[Page content transcription data]
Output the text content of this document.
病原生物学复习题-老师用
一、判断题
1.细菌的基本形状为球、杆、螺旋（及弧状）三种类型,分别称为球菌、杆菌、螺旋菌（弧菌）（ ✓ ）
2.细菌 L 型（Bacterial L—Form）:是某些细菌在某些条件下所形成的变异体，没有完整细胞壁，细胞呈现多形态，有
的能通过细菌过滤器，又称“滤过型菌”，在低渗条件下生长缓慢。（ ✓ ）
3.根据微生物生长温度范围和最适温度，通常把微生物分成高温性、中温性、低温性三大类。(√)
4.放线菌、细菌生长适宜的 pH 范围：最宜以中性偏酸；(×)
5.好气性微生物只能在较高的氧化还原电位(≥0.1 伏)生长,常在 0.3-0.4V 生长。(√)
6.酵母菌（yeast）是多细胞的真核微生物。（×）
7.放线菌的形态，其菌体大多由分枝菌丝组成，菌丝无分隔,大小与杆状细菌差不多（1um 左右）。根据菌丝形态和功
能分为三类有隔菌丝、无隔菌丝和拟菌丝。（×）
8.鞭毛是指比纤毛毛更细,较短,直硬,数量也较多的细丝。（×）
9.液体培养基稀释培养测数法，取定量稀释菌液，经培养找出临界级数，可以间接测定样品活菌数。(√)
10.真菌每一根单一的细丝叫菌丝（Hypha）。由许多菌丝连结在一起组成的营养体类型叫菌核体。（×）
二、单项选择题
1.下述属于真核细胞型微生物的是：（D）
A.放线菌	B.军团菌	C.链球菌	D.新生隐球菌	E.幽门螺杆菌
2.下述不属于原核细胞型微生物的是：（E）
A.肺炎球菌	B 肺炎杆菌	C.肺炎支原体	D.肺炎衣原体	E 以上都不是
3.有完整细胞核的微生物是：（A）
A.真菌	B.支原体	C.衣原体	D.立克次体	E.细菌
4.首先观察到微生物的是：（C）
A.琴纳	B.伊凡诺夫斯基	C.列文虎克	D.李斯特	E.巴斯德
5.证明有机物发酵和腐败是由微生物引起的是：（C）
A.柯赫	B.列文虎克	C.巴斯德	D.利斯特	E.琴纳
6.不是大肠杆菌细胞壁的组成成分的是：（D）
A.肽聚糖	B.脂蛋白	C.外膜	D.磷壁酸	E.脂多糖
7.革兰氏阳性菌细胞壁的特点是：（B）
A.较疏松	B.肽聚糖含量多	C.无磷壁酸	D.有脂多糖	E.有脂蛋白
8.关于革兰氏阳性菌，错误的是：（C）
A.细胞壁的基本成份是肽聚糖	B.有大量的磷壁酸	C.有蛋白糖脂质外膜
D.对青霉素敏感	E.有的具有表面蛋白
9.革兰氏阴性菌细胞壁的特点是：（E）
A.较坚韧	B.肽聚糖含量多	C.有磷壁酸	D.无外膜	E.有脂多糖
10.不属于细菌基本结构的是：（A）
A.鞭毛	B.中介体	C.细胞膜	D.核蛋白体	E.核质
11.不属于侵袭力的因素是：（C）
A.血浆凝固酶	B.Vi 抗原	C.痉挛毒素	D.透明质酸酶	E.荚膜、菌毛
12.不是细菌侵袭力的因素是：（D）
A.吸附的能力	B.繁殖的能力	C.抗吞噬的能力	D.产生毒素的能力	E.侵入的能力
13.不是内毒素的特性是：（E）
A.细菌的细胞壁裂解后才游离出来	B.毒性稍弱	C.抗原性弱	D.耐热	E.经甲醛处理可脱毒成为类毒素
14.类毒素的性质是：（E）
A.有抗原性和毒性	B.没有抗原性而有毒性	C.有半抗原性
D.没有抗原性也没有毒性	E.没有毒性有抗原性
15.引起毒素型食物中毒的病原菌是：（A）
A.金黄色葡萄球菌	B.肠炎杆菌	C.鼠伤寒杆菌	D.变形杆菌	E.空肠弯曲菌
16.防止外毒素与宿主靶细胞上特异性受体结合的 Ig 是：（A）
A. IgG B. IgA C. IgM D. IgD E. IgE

Assignment
I'd like the records returned exactly as they were written, please.

Answer for the task
Output the text content of this document.
病原生物学复习题-老师用
一、判断题
1.细菌的基本形状为球、杆、螺旋（及弧状）三种类型,分别称为球菌、杆菌、螺旋菌（弧菌）（ ✓ ）
2.细菌 L 型（Bacterial L—Form）:是某些细菌在某些条件下所形成的变异体，没有完整细胞壁，细胞呈现多形态，有
的能通过细菌过滤器，又称“滤过型菌”，在低渗条件下生长缓慢。（ ✓ ）
3.根据微生物生长温度范围和最适温度，通常把微生物分成高温性、中温性、低温性三大类。(√)
4.放线菌、细菌生长适宜的 pH 范围：最宜以中性偏酸；(×)
5.好气性微生物只能在较高的氧化还原电位(≥0.1 伏)生长,常在 0.3-0.4V 生长。(√)
6.酵母菌（yeast）是多细胞的真核微生物。（×）
7.放线菌的形态，其菌体大多由分枝菌丝组成，菌丝无分隔,大小与杆状细菌差不多（1um 左右）。根据菌丝形态和功
能分为三类有隔菌丝、无隔菌丝和拟菌丝。（×）
8.鞭毛是指比纤毛毛更细,较短,直硬,数量也较多的细丝。（×）
9.液体培养基稀释培养测数法，取定量稀释菌液，经培养找出临界级数，可以间接测定样品活菌数。(√)
10.真菌每一根单一的细丝叫菌丝（Hypha）。由许多菌丝连结在一起组成的营养体类型叫菌核体。（×）
二、单项选择题
1.下述属于真核细胞型微生物的是：（D）
A.放线菌	B.军团菌	C.链球菌	D.新生隐球菌	E.幽门螺杆菌
2.下述不属于原核细胞型微生物的是：（E）
A.肺炎球菌	B 肺炎杆菌	C.肺炎支原体	D.肺炎衣原体	E 以上都不是
3.有完整细胞核的微生物是：（A）
A.真菌	B.支原体	C.衣原体	D.立克次体	E.细菌
4.首先观察到微生物的是：（C）
A.琴纳	B.伊凡诺夫斯基	C.列文虎克	D.李斯特	E.巴斯德
5.证明有机物发酵和腐败是由微生物引起的是：（C）
A.柯赫	B.列文虎克	C.巴斯德	D.利斯特	E.琴纳
6.不是大肠杆菌细胞壁的组成成分的是：（D）
A.肽聚糖	B.脂蛋白	C.外膜	D.磷壁酸	E.脂多糖
7.革兰氏阳性菌细胞壁的特点是：（B）
A.较疏松	B.肽聚糖含量多	C.无磷壁酸	D.有脂多糖	E.有脂蛋白
8.关于革兰氏阳性菌，错误的是：（C）
A.细胞壁的基本成份是肽聚糖	B.有大量的磷壁酸	C.有蛋白糖脂质外膜
D.对青霉素敏感	E.有的具有表面蛋白
9.革兰氏阴性菌细胞壁的特点是：（E）
A.较坚韧	B.肽聚糖含量多	C.有磷壁酸	D.无外膜	E.有脂多糖
10.不属于细菌基本结构的是：（A）
A.鞭毛	B.中介体	C.细胞膜	D.核蛋白体	E.核质
11.不属于侵袭力的因素是：（C）
A.血浆凝固酶	B.Vi 抗原	C.痉挛毒素	D.透明质酸酶	E.荚膜、菌毛
12.不是细菌侵袭力的因素是：（D）
A.吸附的能力	B.繁殖的能力	C.抗吞噬的能力	D.产生毒素的能力	E.侵入的能力
13.不是内毒素的特性是：（E）
A.细菌的细胞壁裂解后才游离出来	B.毒性稍弱	C.抗原性弱	D.耐热	E.经甲醛处理可脱毒成为类毒素
14.类毒素的性质是：（E）
A.有抗原性和毒性	B.没有抗原性而有毒性	C.有半抗原性
D.没有抗原性也没有毒性	E.没有毒性有抗原性
15.引起毒素型食物中毒的病原菌是：（A）
A.金黄色葡萄球菌	B.肠炎杆菌	C.鼠伤寒杆菌	D.变形杆菌	E.空肠弯曲菌
16.防止外毒素与宿主靶细胞上特异性受体结合的 Ig 是：（A）
A. IgG B. IgA C. IgM D. IgD E. IgE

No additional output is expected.